What this task involves:
Reproduce all of the entries below exactly, without images.

[Opening Data records section]

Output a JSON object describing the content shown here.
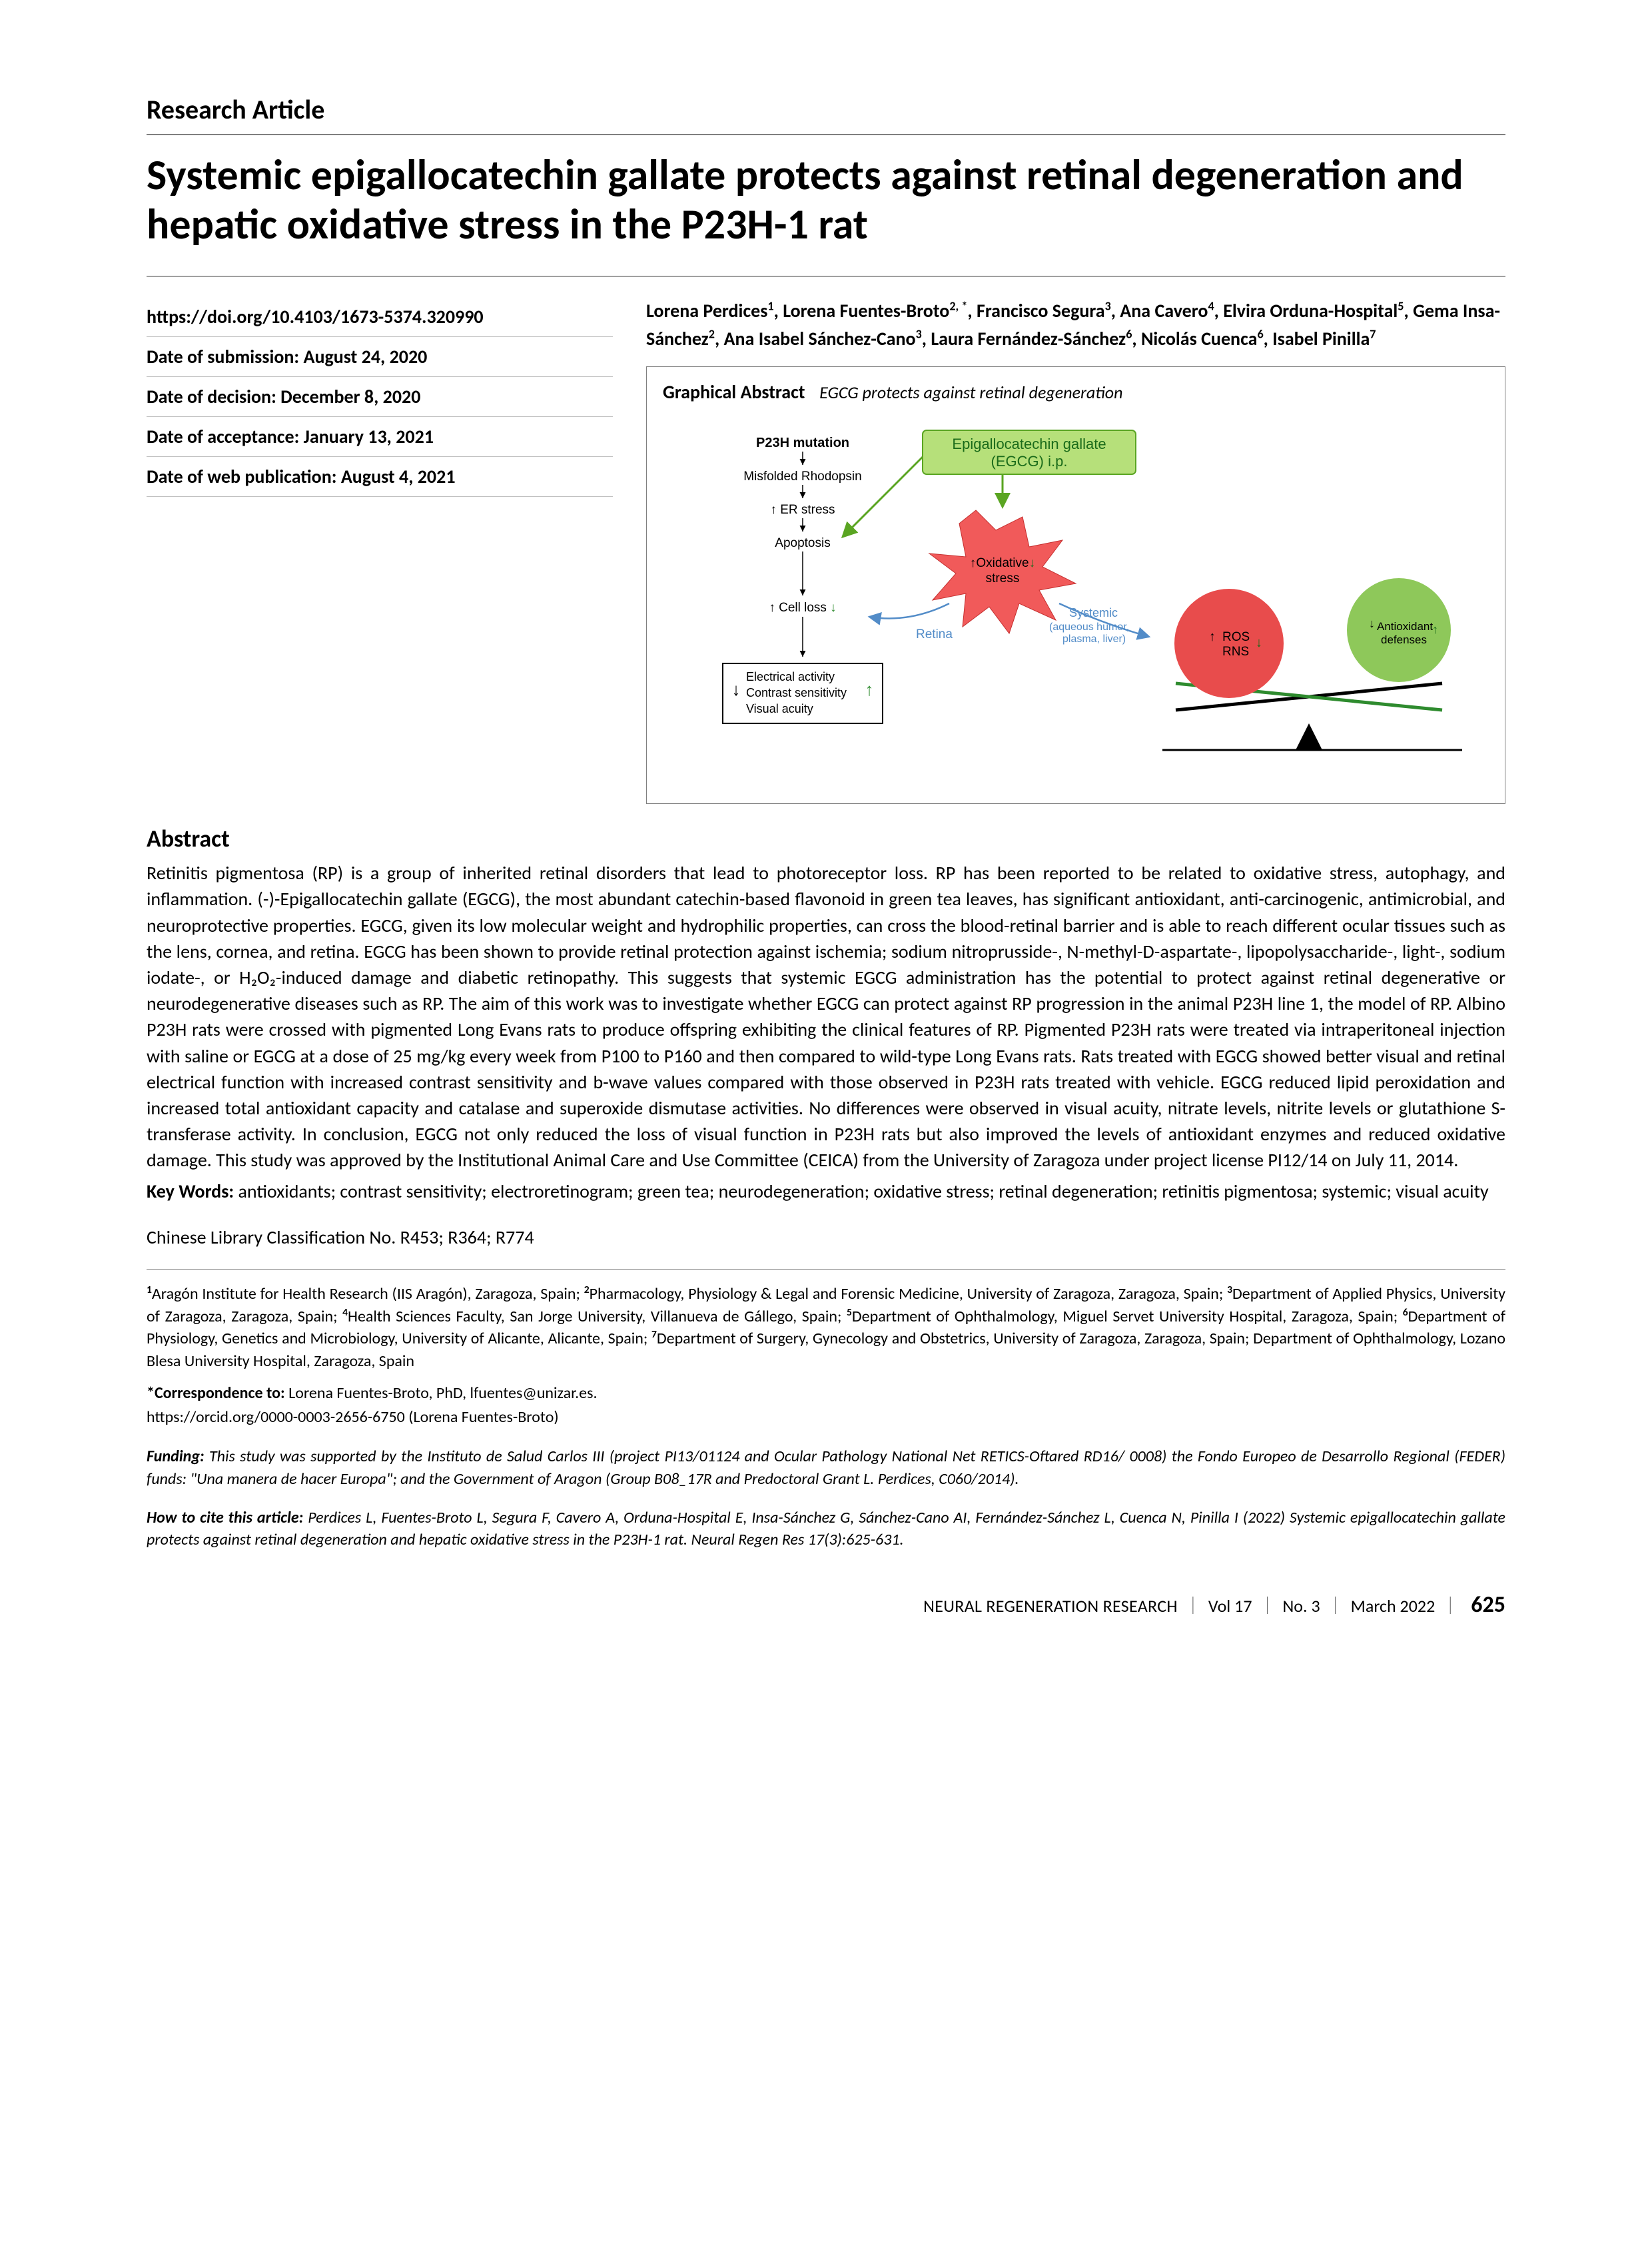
{
  "articleType": "Research Article",
  "title": "Systemic epigallocatechin gallate protects against retinal degeneration and hepatic oxidative stress in the P23H-1 rat",
  "meta": {
    "doi": "https://doi.org/10.4103/1673-5374.320990",
    "submission": "Date of submission: August 24, 2020",
    "decision": "Date of decision: December 8, 2020",
    "acceptance": "Date of acceptance: January 13, 2021",
    "webpub": "Date of web publication: August 4, 2021"
  },
  "authorsHtml": "Lorena Perdices<sup>1</sup>, Lorena Fuentes-Broto<sup>2, *</sup>, Francisco Segura<sup>3</sup>, Ana Cavero<sup>4</sup>, Elvira Orduna-Hospital<sup>5</sup>, Gema Insa-Sánchez<sup>2</sup>, Ana Isabel Sánchez-Cano<sup>3</sup>, Laura Fernández-Sánchez<sup>6</sup>, Nicolás Cuenca<sup>6</sup>, Isabel Pinilla<sup>7</sup>",
  "ga": {
    "header": "Graphical Abstract",
    "subtitle": "EGCG protects against retinal degeneration",
    "labels": {
      "p23h": "P23H mutation",
      "misfolded": "Misfolded Rhodopsin",
      "er": "↑ ER stress",
      "apoptosis": "Apoptosis",
      "cellloss": "↑ Cell loss ↓",
      "electrical": "Electrical activity",
      "contrast": "Contrast sensitivity",
      "acuity": "Visual acuity",
      "egcg_top": "Epigallocatechin gallate",
      "egcg_bot": "(EGCG) i.p.",
      "oxidative": "Oxidative",
      "stress": "stress",
      "retina": "Retina",
      "systemic": "Systemic",
      "systemic2": "(aqueous humor,",
      "systemic3": "plasma, liver)",
      "ros": "ROS",
      "rns": "RNS",
      "antiox": "Antioxidant",
      "defenses": "defenses"
    },
    "colors": {
      "egcg_fill": "#b6e07a",
      "egcg_stroke": "#5aa522",
      "starburst": "#f15a5a",
      "retina_line": "#528cc8",
      "red_ball": "#e84c4c",
      "green_ball": "#8ec85a",
      "black": "#000000",
      "box_border": "#808080"
    }
  },
  "abstractHead": "Abstract",
  "abstractText": "Retinitis pigmentosa (RP) is a group of inherited retinal disorders that lead to photoreceptor loss. RP has been reported to be related to oxidative stress, autophagy, and inflammation. (-)-Epigallocatechin gallate (EGCG), the most abundant catechin-based flavonoid in green tea leaves, has significant antioxidant, anti-carcinogenic, antimicrobial, and neuroprotective properties. EGCG, given its low molecular weight and hydrophilic properties, can cross the blood-retinal barrier and is able to reach different ocular tissues such as the lens, cornea, and retina. EGCG has been shown to provide retinal protection against ischemia; sodium nitroprusside-, N-methyl-D-aspartate-, lipopolysaccharide-, light-, sodium iodate-, or H₂O₂-induced damage and diabetic retinopathy. This suggests that systemic EGCG administration has the potential to protect against retinal degenerative or neurodegenerative diseases such as RP. The aim of this work was to investigate whether EGCG can protect against RP progression in the animal P23H line 1, the model of RP. Albino P23H rats were crossed with pigmented Long Evans rats to produce offspring exhibiting the clinical features of RP. Pigmented P23H rats were treated via intraperitoneal injection with saline or EGCG at a dose of 25 mg/kg every week from P100 to P160 and then compared to wild-type Long Evans rats. Rats treated with EGCG showed better visual and retinal electrical function with increased contrast sensitivity and b-wave values compared with those observed in P23H rats treated with vehicle. EGCG reduced lipid peroxidation and increased total antioxidant capacity and catalase and superoxide dismutase activities. No differences were observed in visual acuity, nitrate levels, nitrite levels or glutathione S-transferase activity. In conclusion, EGCG not only reduced the loss of visual function in P23H rats but also improved the levels of antioxidant enzymes and reduced oxidative damage. This study was approved by the Institutional Animal Care and Use Committee (CEICA) from the University of Zaragoza under project license PI12/14 on July 11, 2014.",
  "keywordsLabel": "Key Words:",
  "keywordsText": "antioxidants; contrast sensitivity; electroretinogram; green tea; neurodegeneration; oxidative stress; retinal degeneration; retinitis pigmentosa; systemic; visual acuity",
  "clc": "Chinese Library Classification No. R453; R364; R774",
  "affiliationsHtml": "<sup>1</sup>Aragón Institute for Health Research (IIS Aragón), Zaragoza, Spain; <sup>2</sup>Pharmacology, Physiology & Legal and Forensic Medicine, University of Zaragoza, Zaragoza, Spain; <sup>3</sup>Department of Applied Physics, University of Zaragoza, Zaragoza, Spain; <sup>4</sup>Health Sciences Faculty, San Jorge University, Villanueva de Gállego, Spain; <sup>5</sup>Department of Ophthalmology, Miguel Servet University Hospital, Zaragoza, Spain; <sup>6</sup>Department of Physiology, Genetics and Microbiology, University of Alicante, Alicante, Spain; <sup>7</sup>Department of Surgery, Gynecology and Obstetrics, University of Zaragoza, Zaragoza, Spain; Department of Ophthalmology, Lozano Blesa University Hospital, Zaragoza, Spain",
  "correspondenceLabel": "*Correspondence to:",
  "correspondenceText": "Lorena Fuentes-Broto, PhD, lfuentes@unizar.es.",
  "orcid": "https://orcid.org/0000-0003-2656-6750 (Lorena Fuentes-Broto)",
  "fundingLabel": "Funding:",
  "fundingText": "This study was supported by the Instituto de Salud Carlos III (project PI13/01124 and Ocular Pathology National Net RETICS-Oftared RD16/ 0008) the Fondo Europeo de Desarrollo Regional (FEDER) funds: \"Una manera de hacer Europa\"; and the Government of Aragon (Group B08_17R and Predoctoral Grant L. Perdices, C060/2014).",
  "citeLabel": "How to cite this article:",
  "citeText": "Perdices L, Fuentes-Broto L, Segura F, Cavero A, Orduna-Hospital E, Insa-Sánchez G, Sánchez-Cano AI, Fernández-Sánchez L, Cuenca N, Pinilla I (2022) Systemic epigallocatechin gallate protects against retinal degeneration and hepatic oxidative stress in the P23H-1 rat. Neural Regen Res 17(3):625-631.",
  "footer": {
    "journal": "NEURAL REGENERATION RESEARCH",
    "vol": "Vol 17",
    "no": "No. 3",
    "month": "March 2022",
    "page": "625"
  }
}
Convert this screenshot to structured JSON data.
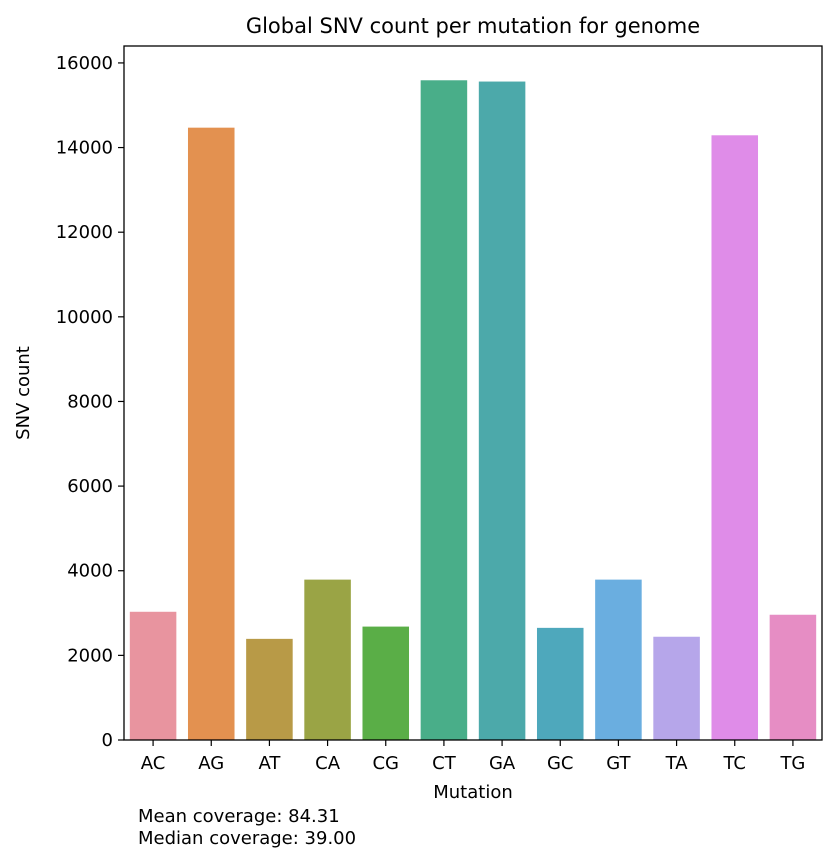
{
  "chart_data": {
    "type": "bar",
    "title": "Global SNV count per mutation for genome",
    "xlabel": "Mutation",
    "ylabel": "SNV count",
    "ylim": [
      0,
      16400
    ],
    "yticks": [
      0,
      2000,
      4000,
      6000,
      8000,
      10000,
      12000,
      14000,
      16000
    ],
    "categories": [
      "AC",
      "AG",
      "AT",
      "CA",
      "CG",
      "CT",
      "GA",
      "GC",
      "GT",
      "TA",
      "TC",
      "TG"
    ],
    "values": [
      3030,
      14470,
      2390,
      3790,
      2680,
      15590,
      15560,
      2650,
      3790,
      2440,
      14290,
      2960
    ],
    "colors": [
      "#e8949f",
      "#e39150",
      "#b89a47",
      "#9aa445",
      "#5aae47",
      "#49ae89",
      "#4ca9aa",
      "#4ea8bc",
      "#6aaee0",
      "#b6a6ea",
      "#df8ce8",
      "#e68dc4"
    ],
    "grid": false,
    "legend": "none"
  },
  "notes": {
    "mean": "Mean coverage: 84.31",
    "median": "Median coverage: 39.00"
  }
}
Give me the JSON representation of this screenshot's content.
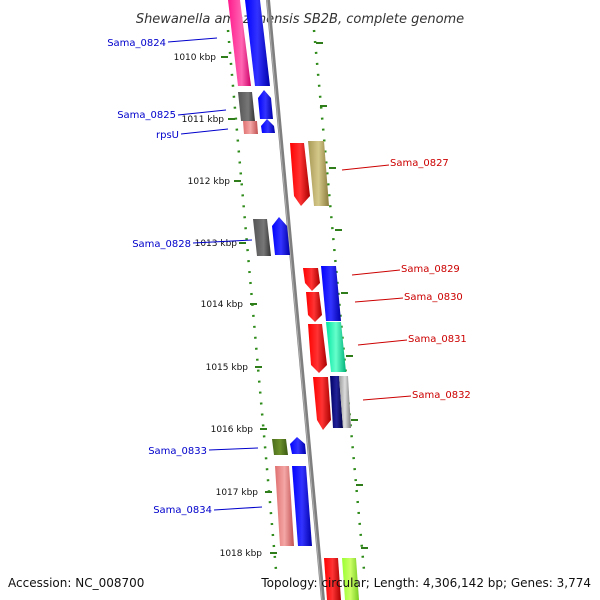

[Closing Data records section]

Task response:
Output a JSON object describing the content shown here.
{
  "articleType": "Research Article",
  "title": "Systemic epigallocatechin gallate protects against retinal degeneration and hepatic oxidative stress in the P23H-1 rat",
  "meta": {
    "doi": "https://doi.org/10.4103/1673-5374.320990",
    "submission": "Date of submission: August 24, 2020",
    "decision": "Date of decision: December 8, 2020",
    "acceptance": "Date of acceptance: January 13, 2021",
    "webpub": "Date of web publication: August 4, 2021"
  },
  "authorsHtml": "Lorena Perdices<sup>1</sup>, Lorena Fuentes-Broto<sup>2, *</sup>, Francisco Segura<sup>3</sup>, Ana Cavero<sup>4</sup>, Elvira Orduna-Hospital<sup>5</sup>, Gema Insa-Sánchez<sup>2</sup>, Ana Isabel Sánchez-Cano<sup>3</sup>, Laura Fernández-Sánchez<sup>6</sup>, Nicolás Cuenca<sup>6</sup>, Isabel Pinilla<sup>7</sup>",
  "ga": {
    "header": "Graphical Abstract",
    "subtitle": "EGCG protects against retinal degeneration",
    "labels": {
      "p23h": "P23H mutation",
      "misfolded": "Misfolded Rhodopsin",
      "er": "↑ ER stress",
      "apoptosis": "Apoptosis",
      "cellloss": "↑ Cell loss ↓",
      "electrical": "Electrical activity",
      "contrast": "Contrast sensitivity",
      "acuity": "Visual acuity",
      "egcg_top": "Epigallocatechin gallate",
      "egcg_bot": "(EGCG) i.p.",
      "oxidative": "Oxidative",
      "stress": "stress",
      "retina": "Retina",
      "systemic": "Systemic",
      "systemic2": "(aqueous humor,",
      "systemic3": "plasma, liver)",
      "ros": "ROS",
      "rns": "RNS",
      "antiox": "Antioxidant",
      "defenses": "defenses"
    },
    "colors": {
      "egcg_fill": "#b6e07a",
      "egcg_stroke": "#5aa522",
      "starburst": "#f15a5a",
      "retina_line": "#528cc8",
      "red_ball": "#e84c4c",
      "green_ball": "#8ec85a",
      "black": "#000000",
      "box_border": "#808080"
    }
  },
  "abstractHead": "Abstract",
  "abstractText": "Retinitis pigmentosa (RP) is a group of inherited retinal disorders that lead to photoreceptor loss. RP has been reported to be related to oxidative stress, autophagy, and inflammation. (-)-Epigallocatechin gallate (EGCG), the most abundant catechin-based flavonoid in green tea leaves, has significant antioxidant, anti-carcinogenic, antimicrobial, and neuroprotective properties. EGCG, given its low molecular weight and hydrophilic properties, can cross the blood-retinal barrier and is able to reach different ocular tissues such as the lens, cornea, and retina. EGCG has been shown to provide retinal protection against ischemia; sodium nitroprusside-, N-methyl-D-aspartate-, lipopolysaccharide-, light-, sodium iodate-, or H₂O₂-induced damage and diabetic retinopathy. This suggests that systemic EGCG administration has the potential to protect against retinal degenerative or neurodegenerative diseases such as RP. The aim of this work was to investigate whether EGCG can protect against RP progression in the animal P23H line 1, the model of RP. Albino P23H rats were crossed with pigmented Long Evans rats to produce offspring exhibiting the clinical features of RP. Pigmented P23H rats were treated via intraperitoneal injection with saline or EGCG at a dose of 25 mg/kg every week from P100 to P160 and then compared to wild-type Long Evans rats. Rats treated with EGCG showed better visual and retinal electrical function with increased contrast sensitivity and b-wave values compared with those observed in P23H rats treated with vehicle. EGCG reduced lipid peroxidation and increased total antioxidant capacity and catalase and superoxide dismutase activities. No differences were observed in visual acuity, nitrate levels, nitrite levels or glutathione S-transferase activity. In conclusion, EGCG not only reduced the loss of visual function in P23H rats but also improved the levels of antioxidant enzymes and reduced oxidative damage. This study was approved by the Institutional Animal Care and Use Committee (CEICA) from the University of Zaragoza under project license PI12/14 on July 11, 2014.",
  "keywordsLabel": "Key Words:",
  "keywordsText": "antioxidants; contrast sensitivity; electroretinogram; green tea; neurodegeneration; oxidative stress; retinal degeneration; retinitis pigmentosa; systemic; visual acuity",
  "clc": "Chinese Library Classification No. R453; R364; R774",
  "affiliationsHtml": "<sup>1</sup>Aragón Institute for Health Research (IIS Aragón), Zaragoza, Spain; <sup>2</sup>Pharmacology, Physiology & Legal and Forensic Medicine, University of Zaragoza, Zaragoza, Spain; <sup>3</sup>Department of Applied Physics, University of Zaragoza, Zaragoza, Spain; <sup>4</sup>Health Sciences Faculty, San Jorge University, Villanueva de Gállego, Spain; <sup>5</sup>Department of Ophthalmology, Miguel Servet University Hospital, Zaragoza, Spain; <sup>6</sup>Department of Physiology, Genetics and Microbiology, University of Alicante, Alicante, Spain; <sup>7</sup>Department of Surgery, Gynecology and Obstetrics, University of Zaragoza, Zaragoza, Spain; Department of Ophthalmology, Lozano Blesa University Hospital, Zaragoza, Spain",
  "correspondenceLabel": "*Correspondence to:",
  "correspondenceText": "Lorena Fuentes-Broto, PhD, lfuentes@unizar.es.",
  "orcid": "https://orcid.org/0000-0003-2656-6750 (Lorena Fuentes-Broto)",
  "fundingLabel": "Funding:",
  "fundingText": "This study was supported by the Instituto de Salud Carlos III (project PI13/01124 and Ocular Pathology National Net RETICS-Oftared RD16/ 0008) the Fondo Europeo de Desarrollo Regional (FEDER) funds: \"Una manera de hacer Europa\"; and the Government of Aragon (Group B08_17R and Predoctoral Grant L. Perdices, C060/2014).",
  "citeLabel": "How to cite this article:",
  "citeText": "Perdices L, Fuentes-Broto L, Segura F, Cavero A, Orduna-Hospital E, Insa-Sánchez G, Sánchez-Cano AI, Fernández-Sánchez L, Cuenca N, Pinilla I (2022) Systemic epigallocatechin gallate protects against retinal degeneration and hepatic oxidative stress in the P23H-1 rat. Neural Regen Res 17(3):625-631.",
  "footer": {
    "journal": "NEURAL REGENERATION RESEARCH",
    "vol": "Vol 17",
    "no": "No. 3",
    "month": "March 2022",
    "page": "625"
  }
}
Convert this screenshot to structured JSON data.
{
  "chart_data": {
    "type": "bar",
    "title": "Global SNV count per mutation for genome",
    "xlabel": "Mutation",
    "ylabel": "SNV count",
    "ylim": [
      0,
      16400
    ],
    "yticks": [
      0,
      2000,
      4000,
      6000,
      8000,
      10000,
      12000,
      14000,
      16000
    ],
    "categories": [
      "AC",
      "AG",
      "AT",
      "CA",
      "CG",
      "CT",
      "GA",
      "GC",
      "GT",
      "TA",
      "TC",
      "TG"
    ],
    "values": [
      3030,
      14470,
      2390,
      3790,
      2680,
      15590,
      15560,
      2650,
      3790,
      2440,
      14290,
      2960
    ],
    "colors": [
      "#e8949f",
      "#e39150",
      "#b89a47",
      "#9aa445",
      "#5aae47",
      "#49ae89",
      "#4ca9aa",
      "#4ea8bc",
      "#6aaee0",
      "#b6a6ea",
      "#df8ce8",
      "#e68dc4"
    ],
    "grid": false,
    "legend": "none"
  },
  "notes": {
    "mean": "Mean coverage: 84.31",
    "median": "Median coverage: 39.00"
  }
}
Give me the JSON representation of this screenshot's content.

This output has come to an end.